Structured figure records
** Start **

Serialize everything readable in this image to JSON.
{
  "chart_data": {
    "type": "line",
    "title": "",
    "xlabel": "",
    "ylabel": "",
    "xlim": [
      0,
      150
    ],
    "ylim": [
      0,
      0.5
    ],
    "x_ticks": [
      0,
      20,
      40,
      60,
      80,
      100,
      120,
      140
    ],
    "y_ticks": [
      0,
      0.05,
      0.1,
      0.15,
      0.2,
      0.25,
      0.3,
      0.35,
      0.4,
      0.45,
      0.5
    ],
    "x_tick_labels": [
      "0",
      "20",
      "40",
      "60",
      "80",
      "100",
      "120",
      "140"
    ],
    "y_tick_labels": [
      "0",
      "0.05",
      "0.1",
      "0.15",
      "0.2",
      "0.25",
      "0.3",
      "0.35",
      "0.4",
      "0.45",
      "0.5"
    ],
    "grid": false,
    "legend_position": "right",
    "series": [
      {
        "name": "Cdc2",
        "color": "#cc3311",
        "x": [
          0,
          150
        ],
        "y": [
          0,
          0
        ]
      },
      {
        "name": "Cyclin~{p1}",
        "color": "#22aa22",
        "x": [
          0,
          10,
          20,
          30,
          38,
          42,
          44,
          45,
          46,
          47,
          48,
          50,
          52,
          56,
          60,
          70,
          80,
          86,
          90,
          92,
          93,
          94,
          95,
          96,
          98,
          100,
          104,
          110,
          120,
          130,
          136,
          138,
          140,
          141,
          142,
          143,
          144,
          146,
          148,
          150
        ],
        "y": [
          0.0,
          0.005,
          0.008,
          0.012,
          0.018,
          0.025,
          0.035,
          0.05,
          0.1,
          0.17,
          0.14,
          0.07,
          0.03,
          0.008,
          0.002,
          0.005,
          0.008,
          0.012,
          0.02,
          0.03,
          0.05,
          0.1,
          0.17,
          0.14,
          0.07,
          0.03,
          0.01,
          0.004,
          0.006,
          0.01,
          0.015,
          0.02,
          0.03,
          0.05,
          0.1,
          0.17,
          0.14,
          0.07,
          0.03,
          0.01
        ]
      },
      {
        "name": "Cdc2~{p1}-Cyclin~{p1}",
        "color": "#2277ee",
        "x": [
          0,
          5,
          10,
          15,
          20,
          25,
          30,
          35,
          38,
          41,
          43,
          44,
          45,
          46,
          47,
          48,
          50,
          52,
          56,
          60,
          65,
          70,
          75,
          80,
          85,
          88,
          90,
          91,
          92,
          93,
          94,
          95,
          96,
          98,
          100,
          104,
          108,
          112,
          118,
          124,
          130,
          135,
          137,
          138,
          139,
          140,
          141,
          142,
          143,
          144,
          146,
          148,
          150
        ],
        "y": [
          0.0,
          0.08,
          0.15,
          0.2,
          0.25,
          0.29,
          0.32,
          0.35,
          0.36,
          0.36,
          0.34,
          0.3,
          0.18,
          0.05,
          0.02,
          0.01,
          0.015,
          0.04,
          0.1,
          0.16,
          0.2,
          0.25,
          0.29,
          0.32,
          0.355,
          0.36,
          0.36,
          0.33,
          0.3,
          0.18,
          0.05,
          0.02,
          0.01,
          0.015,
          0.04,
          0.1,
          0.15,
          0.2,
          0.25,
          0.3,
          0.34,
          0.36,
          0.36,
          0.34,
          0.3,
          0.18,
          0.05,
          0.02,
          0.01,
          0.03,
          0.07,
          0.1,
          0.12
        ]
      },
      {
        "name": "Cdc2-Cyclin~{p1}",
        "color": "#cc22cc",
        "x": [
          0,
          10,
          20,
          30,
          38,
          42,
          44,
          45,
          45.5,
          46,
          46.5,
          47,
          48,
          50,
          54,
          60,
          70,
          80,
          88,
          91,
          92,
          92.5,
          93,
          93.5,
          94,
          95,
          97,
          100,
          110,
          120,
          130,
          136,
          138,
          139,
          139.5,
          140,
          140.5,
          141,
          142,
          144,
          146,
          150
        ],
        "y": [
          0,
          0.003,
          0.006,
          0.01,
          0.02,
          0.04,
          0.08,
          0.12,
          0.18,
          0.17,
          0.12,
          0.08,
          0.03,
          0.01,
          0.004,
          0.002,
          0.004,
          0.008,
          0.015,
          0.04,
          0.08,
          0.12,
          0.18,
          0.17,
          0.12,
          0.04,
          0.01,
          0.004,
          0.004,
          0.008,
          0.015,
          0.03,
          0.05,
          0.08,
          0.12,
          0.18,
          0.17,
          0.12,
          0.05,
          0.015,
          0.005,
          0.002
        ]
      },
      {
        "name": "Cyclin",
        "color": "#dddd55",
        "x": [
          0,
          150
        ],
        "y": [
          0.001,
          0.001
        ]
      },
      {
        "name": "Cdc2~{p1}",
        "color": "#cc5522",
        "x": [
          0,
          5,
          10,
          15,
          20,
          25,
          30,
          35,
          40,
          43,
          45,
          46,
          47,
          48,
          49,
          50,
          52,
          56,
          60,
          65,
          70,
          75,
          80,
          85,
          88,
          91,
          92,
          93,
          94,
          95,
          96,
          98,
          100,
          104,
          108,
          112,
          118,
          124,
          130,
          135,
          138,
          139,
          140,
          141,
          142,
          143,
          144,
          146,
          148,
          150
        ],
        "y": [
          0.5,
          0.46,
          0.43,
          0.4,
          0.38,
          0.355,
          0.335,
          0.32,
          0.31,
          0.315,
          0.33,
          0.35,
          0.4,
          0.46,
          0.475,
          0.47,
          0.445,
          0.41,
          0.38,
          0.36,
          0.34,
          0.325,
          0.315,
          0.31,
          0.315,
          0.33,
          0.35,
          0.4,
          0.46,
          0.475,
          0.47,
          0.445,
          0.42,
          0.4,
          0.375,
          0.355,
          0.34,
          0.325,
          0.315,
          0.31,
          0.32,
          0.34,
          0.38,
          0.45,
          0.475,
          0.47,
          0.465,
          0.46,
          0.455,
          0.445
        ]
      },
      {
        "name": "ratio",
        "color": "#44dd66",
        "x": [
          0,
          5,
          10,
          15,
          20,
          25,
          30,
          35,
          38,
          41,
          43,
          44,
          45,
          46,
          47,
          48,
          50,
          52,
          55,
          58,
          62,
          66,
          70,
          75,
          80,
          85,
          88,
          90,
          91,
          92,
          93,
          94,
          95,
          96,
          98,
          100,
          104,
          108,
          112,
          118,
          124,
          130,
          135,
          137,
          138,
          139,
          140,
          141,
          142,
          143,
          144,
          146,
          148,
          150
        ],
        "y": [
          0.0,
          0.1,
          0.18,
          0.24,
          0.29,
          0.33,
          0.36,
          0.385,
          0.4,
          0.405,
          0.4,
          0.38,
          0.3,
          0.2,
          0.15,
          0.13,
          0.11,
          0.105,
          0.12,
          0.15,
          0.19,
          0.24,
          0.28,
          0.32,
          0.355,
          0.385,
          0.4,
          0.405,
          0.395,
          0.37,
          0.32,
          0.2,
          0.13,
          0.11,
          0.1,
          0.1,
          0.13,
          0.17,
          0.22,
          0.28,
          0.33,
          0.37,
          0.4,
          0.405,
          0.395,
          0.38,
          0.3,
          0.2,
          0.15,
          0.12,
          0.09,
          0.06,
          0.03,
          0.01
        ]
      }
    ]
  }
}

** End **

Please copy out each record, character for character.

## Solution for this exercise
Serialize everything readable in this image to JSON.
{
  "chart_data": {
    "type": "line",
    "title": "",
    "xlabel": "",
    "ylabel": "",
    "xlim": [
      0,
      150
    ],
    "ylim": [
      0,
      0.5
    ],
    "x_ticks": [
      0,
      20,
      40,
      60,
      80,
      100,
      120,
      140
    ],
    "y_ticks": [
      0,
      0.05,
      0.1,
      0.15,
      0.2,
      0.25,
      0.3,
      0.35,
      0.4,
      0.45,
      0.5
    ],
    "x_tick_labels": [
      "0",
      "20",
      "40",
      "60",
      "80",
      "100",
      "120",
      "140"
    ],
    "y_tick_labels": [
      "0",
      "0.05",
      "0.1",
      "0.15",
      "0.2",
      "0.25",
      "0.3",
      "0.35",
      "0.4",
      "0.45",
      "0.5"
    ],
    "grid": false,
    "legend_position": "right",
    "series": [
      {
        "name": "Cdc2",
        "color": "#cc3311",
        "x": [
          0,
          150
        ],
        "y": [
          0,
          0
        ]
      },
      {
        "name": "Cyclin~{p1}",
        "color": "#22aa22",
        "x": [
          0,
          10,
          20,
          30,
          38,
          42,
          44,
          45,
          46,
          47,
          48,
          50,
          52,
          56,
          60,
          70,
          80,
          86,
          90,
          92,
          93,
          94,
          95,
          96,
          98,
          100,
          104,
          110,
          120,
          130,
          136,
          138,
          140,
          141,
          142,
          143,
          144,
          146,
          148,
          150
        ],
        "y": [
          0.0,
          0.005,
          0.008,
          0.012,
          0.018,
          0.025,
          0.035,
          0.05,
          0.1,
          0.17,
          0.14,
          0.07,
          0.03,
          0.008,
          0.002,
          0.005,
          0.008,
          0.012,
          0.02,
          0.03,
          0.05,
          0.1,
          0.17,
          0.14,
          0.07,
          0.03,
          0.01,
          0.004,
          0.006,
          0.01,
          0.015,
          0.02,
          0.03,
          0.05,
          0.1,
          0.17,
          0.14,
          0.07,
          0.03,
          0.01
        ]
      },
      {
        "name": "Cdc2~{p1}-Cyclin~{p1}",
        "color": "#2277ee",
        "x": [
          0,
          5,
          10,
          15,
          20,
          25,
          30,
          35,
          38,
          41,
          43,
          44,
          45,
          46,
          47,
          48,
          50,
          52,
          56,
          60,
          65,
          70,
          75,
          80,
          85,
          88,
          90,
          91,
          92,
          93,
          94,
          95,
          96,
          98,
          100,
          104,
          108,
          112,
          118,
          124,
          130,
          135,
          137,
          138,
          139,
          140,
          141,
          142,
          143,
          144,
          146,
          148,
          150
        ],
        "y": [
          0.0,
          0.08,
          0.15,
          0.2,
          0.25,
          0.29,
          0.32,
          0.35,
          0.36,
          0.36,
          0.34,
          0.3,
          0.18,
          0.05,
          0.02,
          0.01,
          0.015,
          0.04,
          0.1,
          0.16,
          0.2,
          0.25,
          0.29,
          0.32,
          0.355,
          0.36,
          0.36,
          0.33,
          0.3,
          0.18,
          0.05,
          0.02,
          0.01,
          0.015,
          0.04,
          0.1,
          0.15,
          0.2,
          0.25,
          0.3,
          0.34,
          0.36,
          0.36,
          0.34,
          0.3,
          0.18,
          0.05,
          0.02,
          0.01,
          0.03,
          0.07,
          0.1,
          0.12
        ]
      },
      {
        "name": "Cdc2-Cyclin~{p1}",
        "color": "#cc22cc",
        "x": [
          0,
          10,
          20,
          30,
          38,
          42,
          44,
          45,
          45.5,
          46,
          46.5,
          47,
          48,
          50,
          54,
          60,
          70,
          80,
          88,
          91,
          92,
          92.5,
          93,
          93.5,
          94,
          95,
          97,
          100,
          110,
          120,
          130,
          136,
          138,
          139,
          139.5,
          140,
          140.5,
          141,
          142,
          144,
          146,
          150
        ],
        "y": [
          0,
          0.003,
          0.006,
          0.01,
          0.02,
          0.04,
          0.08,
          0.12,
          0.18,
          0.17,
          0.12,
          0.08,
          0.03,
          0.01,
          0.004,
          0.002,
          0.004,
          0.008,
          0.015,
          0.04,
          0.08,
          0.12,
          0.18,
          0.17,
          0.12,
          0.04,
          0.01,
          0.004,
          0.004,
          0.008,
          0.015,
          0.03,
          0.05,
          0.08,
          0.12,
          0.18,
          0.17,
          0.12,
          0.05,
          0.015,
          0.005,
          0.002
        ]
      },
      {
        "name": "Cyclin",
        "color": "#dddd55",
        "x": [
          0,
          150
        ],
        "y": [
          0.001,
          0.001
        ]
      },
      {
        "name": "Cdc2~{p1}",
        "color": "#cc5522",
        "x": [
          0,
          5,
          10,
          15,
          20,
          25,
          30,
          35,
          40,
          43,
          45,
          46,
          47,
          48,
          49,
          50,
          52,
          56,
          60,
          65,
          70,
          75,
          80,
          85,
          88,
          91,
          92,
          93,
          94,
          95,
          96,
          98,
          100,
          104,
          108,
          112,
          118,
          124,
          130,
          135,
          138,
          139,
          140,
          141,
          142,
          143,
          144,
          146,
          148,
          150
        ],
        "y": [
          0.5,
          0.46,
          0.43,
          0.4,
          0.38,
          0.355,
          0.335,
          0.32,
          0.31,
          0.315,
          0.33,
          0.35,
          0.4,
          0.46,
          0.475,
          0.47,
          0.445,
          0.41,
          0.38,
          0.36,
          0.34,
          0.325,
          0.315,
          0.31,
          0.315,
          0.33,
          0.35,
          0.4,
          0.46,
          0.475,
          0.47,
          0.445,
          0.42,
          0.4,
          0.375,
          0.355,
          0.34,
          0.325,
          0.315,
          0.31,
          0.32,
          0.34,
          0.38,
          0.45,
          0.475,
          0.47,
          0.465,
          0.46,
          0.455,
          0.445
        ]
      },
      {
        "name": "ratio",
        "color": "#44dd66",
        "x": [
          0,
          5,
          10,
          15,
          20,
          25,
          30,
          35,
          38,
          41,
          43,
          44,
          45,
          46,
          47,
          48,
          50,
          52,
          55,
          58,
          62,
          66,
          70,
          75,
          80,
          85,
          88,
          90,
          91,
          92,
          93,
          94,
          95,
          96,
          98,
          100,
          104,
          108,
          112,
          118,
          124,
          130,
          135,
          137,
          138,
          139,
          140,
          141,
          142,
          143,
          144,
          146,
          148,
          150
        ],
        "y": [
          0.0,
          0.1,
          0.18,
          0.24,
          0.29,
          0.33,
          0.36,
          0.385,
          0.4,
          0.405,
          0.4,
          0.38,
          0.3,
          0.2,
          0.15,
          0.13,
          0.11,
          0.105,
          0.12,
          0.15,
          0.19,
          0.24,
          0.28,
          0.32,
          0.355,
          0.385,
          0.4,
          0.405,
          0.395,
          0.37,
          0.32,
          0.2,
          0.13,
          0.11,
          0.1,
          0.1,
          0.13,
          0.17,
          0.22,
          0.28,
          0.33,
          0.37,
          0.4,
          0.405,
          0.395,
          0.38,
          0.3,
          0.2,
          0.15,
          0.12,
          0.09,
          0.06,
          0.03,
          0.01
        ]
      }
    ]
  }
}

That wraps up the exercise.